Collection entries:
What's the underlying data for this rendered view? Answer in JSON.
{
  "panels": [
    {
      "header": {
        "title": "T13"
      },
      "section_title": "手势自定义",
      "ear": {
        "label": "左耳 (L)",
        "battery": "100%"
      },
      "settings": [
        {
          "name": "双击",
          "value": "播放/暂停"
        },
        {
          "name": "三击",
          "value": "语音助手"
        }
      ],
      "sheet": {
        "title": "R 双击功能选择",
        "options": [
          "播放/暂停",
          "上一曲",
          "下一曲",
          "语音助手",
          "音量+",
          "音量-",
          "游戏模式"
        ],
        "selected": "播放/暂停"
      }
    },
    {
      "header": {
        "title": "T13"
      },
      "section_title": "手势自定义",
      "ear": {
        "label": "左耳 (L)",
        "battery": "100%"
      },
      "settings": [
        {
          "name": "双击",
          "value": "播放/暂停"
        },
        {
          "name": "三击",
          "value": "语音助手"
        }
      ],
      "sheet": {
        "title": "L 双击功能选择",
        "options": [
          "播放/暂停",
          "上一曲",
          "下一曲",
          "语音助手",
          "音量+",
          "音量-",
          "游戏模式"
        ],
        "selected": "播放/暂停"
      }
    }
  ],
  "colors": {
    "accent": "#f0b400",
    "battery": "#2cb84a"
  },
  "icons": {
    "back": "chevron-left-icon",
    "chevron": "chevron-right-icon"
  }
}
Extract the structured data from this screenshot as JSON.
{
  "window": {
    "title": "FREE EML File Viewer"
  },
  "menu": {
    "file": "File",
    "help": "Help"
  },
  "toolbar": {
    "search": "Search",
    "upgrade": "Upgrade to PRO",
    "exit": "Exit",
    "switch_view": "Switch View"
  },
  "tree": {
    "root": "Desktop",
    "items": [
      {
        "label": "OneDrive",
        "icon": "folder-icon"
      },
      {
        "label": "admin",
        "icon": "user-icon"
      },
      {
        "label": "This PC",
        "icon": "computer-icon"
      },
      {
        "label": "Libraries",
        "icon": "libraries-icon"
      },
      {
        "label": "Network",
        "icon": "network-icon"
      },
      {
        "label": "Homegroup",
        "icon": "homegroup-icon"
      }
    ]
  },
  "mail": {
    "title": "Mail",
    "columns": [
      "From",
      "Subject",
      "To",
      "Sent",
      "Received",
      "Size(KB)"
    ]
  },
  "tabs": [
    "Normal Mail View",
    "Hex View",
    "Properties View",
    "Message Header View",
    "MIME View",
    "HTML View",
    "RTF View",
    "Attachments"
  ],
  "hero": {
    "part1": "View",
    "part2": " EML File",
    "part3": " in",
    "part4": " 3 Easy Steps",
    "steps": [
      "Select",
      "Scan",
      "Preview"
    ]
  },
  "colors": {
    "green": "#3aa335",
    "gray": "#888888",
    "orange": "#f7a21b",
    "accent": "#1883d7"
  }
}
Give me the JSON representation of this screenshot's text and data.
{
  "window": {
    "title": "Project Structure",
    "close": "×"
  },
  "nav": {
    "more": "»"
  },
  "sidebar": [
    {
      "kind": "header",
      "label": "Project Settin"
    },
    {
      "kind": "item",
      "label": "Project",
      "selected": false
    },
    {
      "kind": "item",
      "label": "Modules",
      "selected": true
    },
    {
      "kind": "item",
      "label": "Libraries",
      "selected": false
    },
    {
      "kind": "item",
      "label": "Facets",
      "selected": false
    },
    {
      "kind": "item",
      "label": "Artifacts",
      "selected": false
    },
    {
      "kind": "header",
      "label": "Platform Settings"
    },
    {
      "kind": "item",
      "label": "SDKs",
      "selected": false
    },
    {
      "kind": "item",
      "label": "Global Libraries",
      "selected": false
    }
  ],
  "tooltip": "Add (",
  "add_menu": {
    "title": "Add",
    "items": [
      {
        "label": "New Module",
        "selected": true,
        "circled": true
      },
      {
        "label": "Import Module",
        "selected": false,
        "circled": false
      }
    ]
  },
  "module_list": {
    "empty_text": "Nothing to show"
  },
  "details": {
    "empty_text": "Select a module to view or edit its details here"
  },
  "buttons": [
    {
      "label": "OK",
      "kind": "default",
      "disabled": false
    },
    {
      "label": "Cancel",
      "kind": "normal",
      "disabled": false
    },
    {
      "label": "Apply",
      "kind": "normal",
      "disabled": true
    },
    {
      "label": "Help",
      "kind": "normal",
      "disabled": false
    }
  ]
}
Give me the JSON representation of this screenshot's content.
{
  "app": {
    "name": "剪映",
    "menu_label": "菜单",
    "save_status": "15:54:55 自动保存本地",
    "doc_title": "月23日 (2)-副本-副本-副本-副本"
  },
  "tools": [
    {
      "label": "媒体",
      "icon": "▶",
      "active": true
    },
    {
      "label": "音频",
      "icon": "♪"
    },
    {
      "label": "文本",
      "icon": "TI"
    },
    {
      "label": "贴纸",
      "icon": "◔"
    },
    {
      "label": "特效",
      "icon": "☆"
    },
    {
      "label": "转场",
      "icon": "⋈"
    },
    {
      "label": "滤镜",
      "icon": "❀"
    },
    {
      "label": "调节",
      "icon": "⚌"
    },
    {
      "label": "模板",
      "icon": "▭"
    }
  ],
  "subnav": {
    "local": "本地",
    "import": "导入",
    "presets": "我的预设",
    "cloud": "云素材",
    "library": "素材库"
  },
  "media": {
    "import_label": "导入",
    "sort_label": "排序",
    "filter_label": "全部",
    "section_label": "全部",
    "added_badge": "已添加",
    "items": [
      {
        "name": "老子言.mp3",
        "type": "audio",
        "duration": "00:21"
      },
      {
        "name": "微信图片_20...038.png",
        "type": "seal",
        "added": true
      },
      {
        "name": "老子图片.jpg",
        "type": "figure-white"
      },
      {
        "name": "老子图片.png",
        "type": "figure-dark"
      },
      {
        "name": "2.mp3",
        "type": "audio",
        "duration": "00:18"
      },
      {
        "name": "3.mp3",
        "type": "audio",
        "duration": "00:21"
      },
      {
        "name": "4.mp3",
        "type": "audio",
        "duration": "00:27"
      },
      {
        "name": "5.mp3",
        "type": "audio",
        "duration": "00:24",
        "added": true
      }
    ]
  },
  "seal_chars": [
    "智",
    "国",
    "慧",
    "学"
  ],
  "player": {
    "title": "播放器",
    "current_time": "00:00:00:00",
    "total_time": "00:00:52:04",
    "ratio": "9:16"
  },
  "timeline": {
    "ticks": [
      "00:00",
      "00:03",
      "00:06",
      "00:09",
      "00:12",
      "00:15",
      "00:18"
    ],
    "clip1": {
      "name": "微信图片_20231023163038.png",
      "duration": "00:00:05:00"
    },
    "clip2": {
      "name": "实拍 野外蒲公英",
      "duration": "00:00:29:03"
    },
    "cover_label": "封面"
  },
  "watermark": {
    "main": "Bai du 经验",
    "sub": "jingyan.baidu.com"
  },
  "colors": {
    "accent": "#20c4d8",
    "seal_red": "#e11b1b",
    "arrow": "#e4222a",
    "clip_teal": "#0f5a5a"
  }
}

▸ **Task brief**
Set down each entry again, unchanged.

▸ **Answer to this problem**
What's the underlying data for this rendered view? Answer in JSON.
{
  "panels": [
    {
      "header": {
        "title": "T13"
      },
      "section_title": "手势自定义",
      "ear": {
        "label": "左耳 (L)",
        "battery": "100%"
      },
      "settings": [
        {
          "name": "双击",
          "value": "播放/暂停"
        },
        {
          "name": "三击",
          "value": "语音助手"
        }
      ],
      "sheet": {
        "title": "R 双击功能选择",
        "options": [
          "播放/暂停",
          "上一曲",
          "下一曲",
          "语音助手",
          "音量+",
          "音量-",
          "游戏模式"
        ],
        "selected": "播放/暂停"
      }
    },
    {
      "header": {
        "title": "T13"
      },
      "section_title": "手势自定义",
      "ear": {
        "label": "左耳 (L)",
        "battery": "100%"
      },
      "settings": [
        {
          "name": "双击",
          "value": "播放/暂停"
        },
        {
          "name": "三击",
          "value": "语音助手"
        }
      ],
      "sheet": {
        "title": "L 双击功能选择",
        "options": [
          "播放/暂停",
          "上一曲",
          "下一曲",
          "语音助手",
          "音量+",
          "音量-",
          "游戏模式"
        ],
        "selected": "播放/暂停"
      }
    }
  ],
  "colors": {
    "accent": "#f0b400",
    "battery": "#2cb84a"
  },
  "icons": {
    "back": "chevron-left-icon",
    "chevron": "chevron-right-icon"
  }
}
Extract the structured data from this screenshot as JSON.
{
  "window": {
    "title": "FREE EML File Viewer"
  },
  "menu": {
    "file": "File",
    "help": "Help"
  },
  "toolbar": {
    "search": "Search",
    "upgrade": "Upgrade to PRO",
    "exit": "Exit",
    "switch_view": "Switch View"
  },
  "tree": {
    "root": "Desktop",
    "items": [
      {
        "label": "OneDrive",
        "icon": "folder-icon"
      },
      {
        "label": "admin",
        "icon": "user-icon"
      },
      {
        "label": "This PC",
        "icon": "computer-icon"
      },
      {
        "label": "Libraries",
        "icon": "libraries-icon"
      },
      {
        "label": "Network",
        "icon": "network-icon"
      },
      {
        "label": "Homegroup",
        "icon": "homegroup-icon"
      }
    ]
  },
  "mail": {
    "title": "Mail",
    "columns": [
      "From",
      "Subject",
      "To",
      "Sent",
      "Received",
      "Size(KB)"
    ]
  },
  "tabs": [
    "Normal Mail View",
    "Hex View",
    "Properties View",
    "Message Header View",
    "MIME View",
    "HTML View",
    "RTF View",
    "Attachments"
  ],
  "hero": {
    "part1": "View",
    "part2": " EML File",
    "part3": " in",
    "part4": " 3 Easy Steps",
    "steps": [
      "Select",
      "Scan",
      "Preview"
    ]
  },
  "colors": {
    "green": "#3aa335",
    "gray": "#888888",
    "orange": "#f7a21b",
    "accent": "#1883d7"
  }
}
Give me the JSON representation of this screenshot's text and data.
{
  "window": {
    "title": "Project Structure",
    "close": "×"
  },
  "nav": {
    "more": "»"
  },
  "sidebar": [
    {
      "kind": "header",
      "label": "Project Settin"
    },
    {
      "kind": "item",
      "label": "Project",
      "selected": false
    },
    {
      "kind": "item",
      "label": "Modules",
      "selected": true
    },
    {
      "kind": "item",
      "label": "Libraries",
      "selected": false
    },
    {
      "kind": "item",
      "label": "Facets",
      "selected": false
    },
    {
      "kind": "item",
      "label": "Artifacts",
      "selected": false
    },
    {
      "kind": "header",
      "label": "Platform Settings"
    },
    {
      "kind": "item",
      "label": "SDKs",
      "selected": false
    },
    {
      "kind": "item",
      "label": "Global Libraries",
      "selected": false
    }
  ],
  "tooltip": "Add (",
  "add_menu": {
    "title": "Add",
    "items": [
      {
        "label": "New Module",
        "selected": true,
        "circled": true
      },
      {
        "label": "Import Module",
        "selected": false,
        "circled": false
      }
    ]
  },
  "module_list": {
    "empty_text": "Nothing to show"
  },
  "details": {
    "empty_text": "Select a module to view or edit its details here"
  },
  "buttons": [
    {
      "label": "OK",
      "kind": "default",
      "disabled": false
    },
    {
      "label": "Cancel",
      "kind": "normal",
      "disabled": false
    },
    {
      "label": "Apply",
      "kind": "normal",
      "disabled": true
    },
    {
      "label": "Help",
      "kind": "normal",
      "disabled": false
    }
  ]
}
Give me the JSON representation of this screenshot's content.
{
  "app": {
    "name": "剪映",
    "menu_label": "菜单",
    "save_status": "15:54:55 自动保存本地",
    "doc_title": "月23日 (2)-副本-副本-副本-副本"
  },
  "tools": [
    {
      "label": "媒体",
      "icon": "▶",
      "active": true
    },
    {
      "label": "音频",
      "icon": "♪"
    },
    {
      "label": "文本",
      "icon": "TI"
    },
    {
      "label": "贴纸",
      "icon": "◔"
    },
    {
      "label": "特效",
      "icon": "☆"
    },
    {
      "label": "转场",
      "icon": "⋈"
    },
    {
      "label": "滤镜",
      "icon": "❀"
    },
    {
      "label": "调节",
      "icon": "⚌"
    },
    {
      "label": "模板",
      "icon": "▭"
    }
  ],
  "subnav": {
    "local": "本地",
    "import": "导入",
    "presets": "我的预设",
    "cloud": "云素材",
    "library": "素材库"
  },
  "media": {
    "import_label": "导入",
    "sort_label": "排序",
    "filter_label": "全部",
    "section_label": "全部",
    "added_badge": "已添加",
    "items": [
      {
        "name": "老子言.mp3",
        "type": "audio",
        "duration": "00:21"
      },
      {
        "name": "微信图片_20...038.png",
        "type": "seal",
        "added": true
      },
      {
        "name": "老子图片.jpg",
        "type": "figure-white"
      },
      {
        "name": "老子图片.png",
        "type": "figure-dark"
      },
      {
        "name": "2.mp3",
        "type": "audio",
        "duration": "00:18"
      },
      {
        "name": "3.mp3",
        "type": "audio",
        "duration": "00:21"
      },
      {
        "name": "4.mp3",
        "type": "audio",
        "duration": "00:27"
      },
      {
        "name": "5.mp3",
        "type": "audio",
        "duration": "00:24",
        "added": true
      }
    ]
  },
  "seal_chars": [
    "智",
    "国",
    "慧",
    "学"
  ],
  "player": {
    "title": "播放器",
    "current_time": "00:00:00:00",
    "total_time": "00:00:52:04",
    "ratio": "9:16"
  },
  "timeline": {
    "ticks": [
      "00:00",
      "00:03",
      "00:06",
      "00:09",
      "00:12",
      "00:15",
      "00:18"
    ],
    "clip1": {
      "name": "微信图片_20231023163038.png",
      "duration": "00:00:05:00"
    },
    "clip2": {
      "name": "实拍 野外蒲公英",
      "duration": "00:00:29:03"
    },
    "cover_label": "封面"
  },
  "watermark": {
    "main": "Bai du 经验",
    "sub": "jingyan.baidu.com"
  },
  "colors": {
    "accent": "#20c4d8",
    "seal_red": "#e11b1b",
    "arrow": "#e4222a",
    "clip_teal": "#0f5a5a"
  }
}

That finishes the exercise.